SHORT TASK — Go through the listing below and gather every line with the word "triangle".

ENTRIES SHOWN —
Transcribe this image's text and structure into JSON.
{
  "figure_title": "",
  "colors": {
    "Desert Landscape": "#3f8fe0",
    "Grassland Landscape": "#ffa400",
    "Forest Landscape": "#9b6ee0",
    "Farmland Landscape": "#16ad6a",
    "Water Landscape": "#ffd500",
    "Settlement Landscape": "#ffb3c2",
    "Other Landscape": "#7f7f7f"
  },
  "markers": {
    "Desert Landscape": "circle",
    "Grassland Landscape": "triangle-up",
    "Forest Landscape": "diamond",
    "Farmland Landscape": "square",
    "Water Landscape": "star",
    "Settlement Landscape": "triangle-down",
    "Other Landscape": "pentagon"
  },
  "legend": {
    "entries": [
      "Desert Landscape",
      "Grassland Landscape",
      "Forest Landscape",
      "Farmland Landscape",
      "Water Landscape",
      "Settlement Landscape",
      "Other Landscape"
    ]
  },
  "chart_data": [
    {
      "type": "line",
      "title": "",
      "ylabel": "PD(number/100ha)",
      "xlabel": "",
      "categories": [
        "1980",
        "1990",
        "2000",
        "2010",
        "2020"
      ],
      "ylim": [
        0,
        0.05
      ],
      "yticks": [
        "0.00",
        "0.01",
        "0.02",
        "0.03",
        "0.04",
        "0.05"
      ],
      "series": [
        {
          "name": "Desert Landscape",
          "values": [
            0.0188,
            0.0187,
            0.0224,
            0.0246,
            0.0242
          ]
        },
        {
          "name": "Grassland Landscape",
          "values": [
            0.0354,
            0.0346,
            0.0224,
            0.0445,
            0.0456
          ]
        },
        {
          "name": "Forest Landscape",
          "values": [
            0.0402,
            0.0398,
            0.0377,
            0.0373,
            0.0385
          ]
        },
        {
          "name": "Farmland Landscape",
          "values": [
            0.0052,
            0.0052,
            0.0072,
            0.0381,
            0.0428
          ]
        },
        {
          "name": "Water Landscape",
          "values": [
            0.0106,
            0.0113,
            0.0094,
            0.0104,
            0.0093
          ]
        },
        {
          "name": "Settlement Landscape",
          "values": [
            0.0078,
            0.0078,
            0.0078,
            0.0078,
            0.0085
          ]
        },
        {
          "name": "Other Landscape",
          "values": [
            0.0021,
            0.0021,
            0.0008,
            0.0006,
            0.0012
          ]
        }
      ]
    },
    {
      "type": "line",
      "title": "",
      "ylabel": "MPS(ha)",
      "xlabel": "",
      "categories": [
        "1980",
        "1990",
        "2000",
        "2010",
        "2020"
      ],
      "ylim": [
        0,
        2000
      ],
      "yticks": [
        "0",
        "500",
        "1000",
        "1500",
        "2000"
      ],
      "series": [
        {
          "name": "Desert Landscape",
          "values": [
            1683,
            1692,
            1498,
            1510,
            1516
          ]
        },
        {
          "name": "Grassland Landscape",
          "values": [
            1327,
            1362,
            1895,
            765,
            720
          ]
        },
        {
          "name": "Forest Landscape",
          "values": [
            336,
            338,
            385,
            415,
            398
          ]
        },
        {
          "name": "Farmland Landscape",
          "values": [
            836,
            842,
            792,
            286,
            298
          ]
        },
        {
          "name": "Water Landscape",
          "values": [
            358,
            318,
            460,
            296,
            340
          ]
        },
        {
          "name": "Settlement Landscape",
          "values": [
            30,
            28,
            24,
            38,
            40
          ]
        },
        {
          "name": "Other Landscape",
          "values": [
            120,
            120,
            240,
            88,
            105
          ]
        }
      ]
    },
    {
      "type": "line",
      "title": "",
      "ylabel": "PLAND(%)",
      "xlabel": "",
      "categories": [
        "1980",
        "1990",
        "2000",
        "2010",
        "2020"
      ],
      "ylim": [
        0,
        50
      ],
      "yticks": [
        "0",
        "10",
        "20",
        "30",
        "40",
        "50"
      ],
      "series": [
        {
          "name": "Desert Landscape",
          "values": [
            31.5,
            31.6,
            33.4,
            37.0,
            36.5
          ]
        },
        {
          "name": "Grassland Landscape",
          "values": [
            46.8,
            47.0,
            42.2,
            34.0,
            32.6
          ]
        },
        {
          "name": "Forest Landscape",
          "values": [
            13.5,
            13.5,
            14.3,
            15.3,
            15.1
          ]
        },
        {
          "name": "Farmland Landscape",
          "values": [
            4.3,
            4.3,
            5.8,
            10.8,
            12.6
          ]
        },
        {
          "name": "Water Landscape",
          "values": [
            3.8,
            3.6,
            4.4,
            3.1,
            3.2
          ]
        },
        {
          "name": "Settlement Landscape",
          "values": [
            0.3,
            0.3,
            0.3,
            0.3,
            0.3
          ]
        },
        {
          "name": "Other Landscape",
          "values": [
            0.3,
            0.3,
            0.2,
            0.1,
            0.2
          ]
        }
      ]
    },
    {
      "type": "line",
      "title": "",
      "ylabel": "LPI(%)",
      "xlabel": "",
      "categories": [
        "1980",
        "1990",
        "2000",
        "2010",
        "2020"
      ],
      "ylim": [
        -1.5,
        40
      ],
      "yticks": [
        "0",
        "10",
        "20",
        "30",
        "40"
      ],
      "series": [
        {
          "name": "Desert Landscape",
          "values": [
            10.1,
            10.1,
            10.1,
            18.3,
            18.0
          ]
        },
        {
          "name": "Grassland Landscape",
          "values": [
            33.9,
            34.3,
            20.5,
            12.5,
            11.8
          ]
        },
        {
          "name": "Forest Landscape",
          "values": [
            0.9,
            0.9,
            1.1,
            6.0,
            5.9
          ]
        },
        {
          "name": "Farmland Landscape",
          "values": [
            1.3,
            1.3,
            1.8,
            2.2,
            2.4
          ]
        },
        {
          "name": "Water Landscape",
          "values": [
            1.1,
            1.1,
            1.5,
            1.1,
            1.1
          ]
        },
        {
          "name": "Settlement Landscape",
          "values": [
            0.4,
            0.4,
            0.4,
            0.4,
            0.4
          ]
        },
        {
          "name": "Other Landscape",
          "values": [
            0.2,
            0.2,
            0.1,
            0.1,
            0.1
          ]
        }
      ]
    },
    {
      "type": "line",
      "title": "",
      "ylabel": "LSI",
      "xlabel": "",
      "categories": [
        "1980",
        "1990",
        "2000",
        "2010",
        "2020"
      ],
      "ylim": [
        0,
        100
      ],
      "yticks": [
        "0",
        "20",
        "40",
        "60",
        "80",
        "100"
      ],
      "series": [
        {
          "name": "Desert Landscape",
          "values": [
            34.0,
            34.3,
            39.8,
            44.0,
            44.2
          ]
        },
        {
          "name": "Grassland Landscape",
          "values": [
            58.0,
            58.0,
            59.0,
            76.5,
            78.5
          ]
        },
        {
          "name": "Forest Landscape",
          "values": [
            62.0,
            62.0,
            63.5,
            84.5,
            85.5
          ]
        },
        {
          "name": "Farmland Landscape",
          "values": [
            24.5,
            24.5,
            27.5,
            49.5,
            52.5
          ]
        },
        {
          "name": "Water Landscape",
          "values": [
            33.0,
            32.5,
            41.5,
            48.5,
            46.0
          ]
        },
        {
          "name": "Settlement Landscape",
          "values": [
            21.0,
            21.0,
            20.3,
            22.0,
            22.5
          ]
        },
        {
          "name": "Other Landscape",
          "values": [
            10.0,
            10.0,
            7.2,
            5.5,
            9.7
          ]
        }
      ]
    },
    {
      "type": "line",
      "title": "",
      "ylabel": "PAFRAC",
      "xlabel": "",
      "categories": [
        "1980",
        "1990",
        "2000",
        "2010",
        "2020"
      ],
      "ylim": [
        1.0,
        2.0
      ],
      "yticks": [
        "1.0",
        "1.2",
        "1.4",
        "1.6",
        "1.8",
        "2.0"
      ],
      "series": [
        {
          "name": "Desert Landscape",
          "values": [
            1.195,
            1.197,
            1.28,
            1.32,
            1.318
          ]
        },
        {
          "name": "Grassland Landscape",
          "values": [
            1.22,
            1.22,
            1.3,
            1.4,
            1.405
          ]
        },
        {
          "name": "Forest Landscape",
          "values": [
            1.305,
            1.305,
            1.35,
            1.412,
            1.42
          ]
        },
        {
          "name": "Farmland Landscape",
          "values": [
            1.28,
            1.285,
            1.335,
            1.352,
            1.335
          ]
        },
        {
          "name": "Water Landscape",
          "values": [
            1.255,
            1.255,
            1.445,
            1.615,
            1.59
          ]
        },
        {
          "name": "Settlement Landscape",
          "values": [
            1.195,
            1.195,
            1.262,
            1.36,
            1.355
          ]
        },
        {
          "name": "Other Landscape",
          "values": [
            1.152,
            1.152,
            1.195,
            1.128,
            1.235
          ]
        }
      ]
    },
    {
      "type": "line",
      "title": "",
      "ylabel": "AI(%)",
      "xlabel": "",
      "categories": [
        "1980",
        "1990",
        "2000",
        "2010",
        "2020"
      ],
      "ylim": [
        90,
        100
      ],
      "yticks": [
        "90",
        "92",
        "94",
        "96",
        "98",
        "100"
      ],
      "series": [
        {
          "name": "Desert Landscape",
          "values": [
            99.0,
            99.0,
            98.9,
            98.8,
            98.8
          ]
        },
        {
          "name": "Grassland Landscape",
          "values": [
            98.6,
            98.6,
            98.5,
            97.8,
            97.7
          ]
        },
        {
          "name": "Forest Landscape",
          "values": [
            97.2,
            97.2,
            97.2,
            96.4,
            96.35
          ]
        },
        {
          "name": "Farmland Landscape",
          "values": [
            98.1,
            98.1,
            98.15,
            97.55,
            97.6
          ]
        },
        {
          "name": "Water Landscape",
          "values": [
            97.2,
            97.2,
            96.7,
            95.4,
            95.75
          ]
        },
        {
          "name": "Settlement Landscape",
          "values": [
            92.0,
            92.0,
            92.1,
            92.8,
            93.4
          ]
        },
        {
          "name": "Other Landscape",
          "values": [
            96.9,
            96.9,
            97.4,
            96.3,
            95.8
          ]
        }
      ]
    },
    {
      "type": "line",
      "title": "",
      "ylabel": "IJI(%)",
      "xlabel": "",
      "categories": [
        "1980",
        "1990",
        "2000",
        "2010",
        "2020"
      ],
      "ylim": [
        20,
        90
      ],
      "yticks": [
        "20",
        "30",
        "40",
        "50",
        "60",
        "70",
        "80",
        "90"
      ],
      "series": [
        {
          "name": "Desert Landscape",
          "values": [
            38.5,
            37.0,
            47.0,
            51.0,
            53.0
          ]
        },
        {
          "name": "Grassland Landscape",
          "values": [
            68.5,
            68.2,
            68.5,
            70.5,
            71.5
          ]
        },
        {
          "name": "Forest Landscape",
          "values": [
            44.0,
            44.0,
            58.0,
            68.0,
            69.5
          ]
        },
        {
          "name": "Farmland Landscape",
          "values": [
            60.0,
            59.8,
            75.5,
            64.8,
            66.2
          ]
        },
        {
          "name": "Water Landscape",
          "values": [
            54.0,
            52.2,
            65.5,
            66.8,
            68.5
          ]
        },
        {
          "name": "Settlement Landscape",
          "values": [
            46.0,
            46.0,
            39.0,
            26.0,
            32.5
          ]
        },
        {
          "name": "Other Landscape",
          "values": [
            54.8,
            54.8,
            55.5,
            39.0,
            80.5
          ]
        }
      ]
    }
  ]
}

SOLUTION FOR THIS PROBLEM —
    "Grassland Landscape": "triangle-up",
    "Settlement Landscape": "triangle-down",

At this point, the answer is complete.